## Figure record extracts
•••

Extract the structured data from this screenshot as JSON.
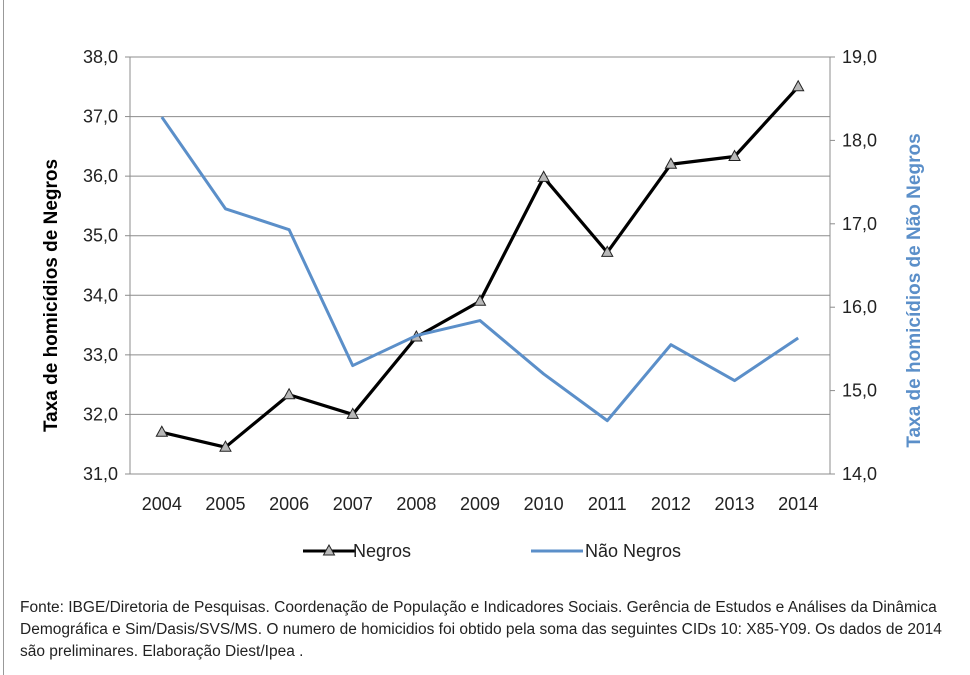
{
  "chart_data": {
    "type": "line",
    "categories": [
      "2004",
      "2005",
      "2006",
      "2007",
      "2008",
      "2009",
      "2010",
      "2011",
      "2012",
      "2013",
      "2014"
    ],
    "series": [
      {
        "name": "Negros",
        "axis": "left",
        "color": "#000000",
        "marker": "triangle",
        "values": [
          31.7,
          31.45,
          32.33,
          32.0,
          33.3,
          33.9,
          35.98,
          34.72,
          36.2,
          36.33,
          37.5
        ]
      },
      {
        "name": "Não Negros",
        "axis": "right",
        "color": "#5b8fc9",
        "marker": "none",
        "values": [
          18.28,
          17.18,
          16.93,
          15.3,
          15.66,
          15.84,
          15.2,
          14.64,
          15.55,
          15.12,
          15.63
        ]
      }
    ],
    "ylabel_left": "Taxa de homicídios de Negros",
    "ylabel_right": "Taxa de homicídios de Não  Negros",
    "ylim_left": [
      31.0,
      38.0
    ],
    "ylim_right": [
      14.0,
      19.0
    ],
    "yticks_left": [
      "31,0",
      "32,0",
      "33,0",
      "34,0",
      "35,0",
      "36,0",
      "37,0",
      "38,0"
    ],
    "yticks_right": [
      "14,0",
      "15,0",
      "16,0",
      "17,0",
      "18,0",
      "19,0"
    ],
    "grid": true,
    "legend_position": "bottom"
  },
  "source_note": "Fonte: IBGE/Diretoria de Pesquisas. Coordenação de População e Indicadores Sociais. Gerência de Estudos e Análises da Dinâmica Demográfica e Sim/Dasis/SVS/MS. O numero de homicidios foi obtido pela soma das seguintes CIDs 10: X85-Y09.  Os dados de 2014  são preliminares. Elaboração Diest/Ipea ."
}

•••

## Task objective
Take every line that includes the string "homicídios" and copy it.

## Expected output
    "ylabel_left": "Taxa de homicídios de Negros",
    "ylabel_right": "Taxa de homicídios de Não  Negros",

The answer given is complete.